== Material to process ==

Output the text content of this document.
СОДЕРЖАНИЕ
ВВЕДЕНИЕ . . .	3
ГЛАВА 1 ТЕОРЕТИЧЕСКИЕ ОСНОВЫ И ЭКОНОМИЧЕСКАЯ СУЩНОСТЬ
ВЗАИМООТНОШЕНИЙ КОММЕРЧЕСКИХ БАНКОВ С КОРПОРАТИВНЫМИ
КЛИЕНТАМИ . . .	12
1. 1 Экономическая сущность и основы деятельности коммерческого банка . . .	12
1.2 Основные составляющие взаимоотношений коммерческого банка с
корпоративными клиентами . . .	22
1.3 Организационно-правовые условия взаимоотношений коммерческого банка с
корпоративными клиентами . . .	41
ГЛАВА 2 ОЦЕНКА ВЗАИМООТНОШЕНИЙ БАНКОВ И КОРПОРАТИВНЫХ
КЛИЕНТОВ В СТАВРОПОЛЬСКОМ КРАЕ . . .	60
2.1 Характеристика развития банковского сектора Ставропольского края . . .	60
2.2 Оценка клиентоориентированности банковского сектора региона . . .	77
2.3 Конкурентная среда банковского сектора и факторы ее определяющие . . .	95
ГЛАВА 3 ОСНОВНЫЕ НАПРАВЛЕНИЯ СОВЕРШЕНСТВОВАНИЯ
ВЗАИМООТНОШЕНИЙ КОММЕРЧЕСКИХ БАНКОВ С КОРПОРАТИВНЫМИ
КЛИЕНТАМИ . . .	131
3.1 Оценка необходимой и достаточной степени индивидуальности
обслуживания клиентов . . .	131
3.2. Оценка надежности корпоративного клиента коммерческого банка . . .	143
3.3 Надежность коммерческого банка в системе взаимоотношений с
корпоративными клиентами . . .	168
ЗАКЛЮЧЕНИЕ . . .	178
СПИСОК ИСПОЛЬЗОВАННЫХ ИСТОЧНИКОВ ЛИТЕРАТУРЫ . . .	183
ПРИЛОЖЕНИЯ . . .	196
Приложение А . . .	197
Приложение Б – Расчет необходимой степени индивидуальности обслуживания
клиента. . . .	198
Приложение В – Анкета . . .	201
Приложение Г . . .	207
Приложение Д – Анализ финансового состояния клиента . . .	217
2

===

◆ Brief:
Show the data once more, exactly as it was written.

◆ Correct response:
Output the text content of this document.
СОДЕРЖАНИЕ
ВВЕДЕНИЕ . . .	3
ГЛАВА 1 ТЕОРЕТИЧЕСКИЕ ОСНОВЫ И ЭКОНОМИЧЕСКАЯ СУЩНОСТЬ
ВЗАИМООТНОШЕНИЙ КОММЕРЧЕСКИХ БАНКОВ С КОРПОРАТИВНЫМИ
КЛИЕНТАМИ . . .	12
1. 1 Экономическая сущность и основы деятельности коммерческого банка . . .	12
1.2 Основные составляющие взаимоотношений коммерческого банка с
корпоративными клиентами . . .	22
1.3 Организационно-правовые условия взаимоотношений коммерческого банка с
корпоративными клиентами . . .	41
ГЛАВА 2 ОЦЕНКА ВЗАИМООТНОШЕНИЙ БАНКОВ И КОРПОРАТИВНЫХ
КЛИЕНТОВ В СТАВРОПОЛЬСКОМ КРАЕ . . .	60
2.1 Характеристика развития банковского сектора Ставропольского края . . .	60
2.2 Оценка клиентоориентированности банковского сектора региона . . .	77
2.3 Конкурентная среда банковского сектора и факторы ее определяющие . . .	95
ГЛАВА 3 ОСНОВНЫЕ НАПРАВЛЕНИЯ СОВЕРШЕНСТВОВАНИЯ
ВЗАИМООТНОШЕНИЙ КОММЕРЧЕСКИХ БАНКОВ С КОРПОРАТИВНЫМИ
КЛИЕНТАМИ . . .	131
3.1 Оценка необходимой и достаточной степени индивидуальности
обслуживания клиентов . . .	131
3.2. Оценка надежности корпоративного клиента коммерческого банка . . .	143
3.3 Надежность коммерческого банка в системе взаимоотношений с
корпоративными клиентами . . .	168
ЗАКЛЮЧЕНИЕ . . .	178
СПИСОК ИСПОЛЬЗОВАННЫХ ИСТОЧНИКОВ ЛИТЕРАТУРЫ . . .	183
ПРИЛОЖЕНИЯ . . .	196
Приложение А . . .	197
Приложение Б – Расчет необходимой степени индивидуальности обслуживания
клиента. . . .	198
Приложение В – Анкета . . .	201
Приложение Г . . .	207
Приложение Д – Анализ финансового состояния клиента . . .	217
2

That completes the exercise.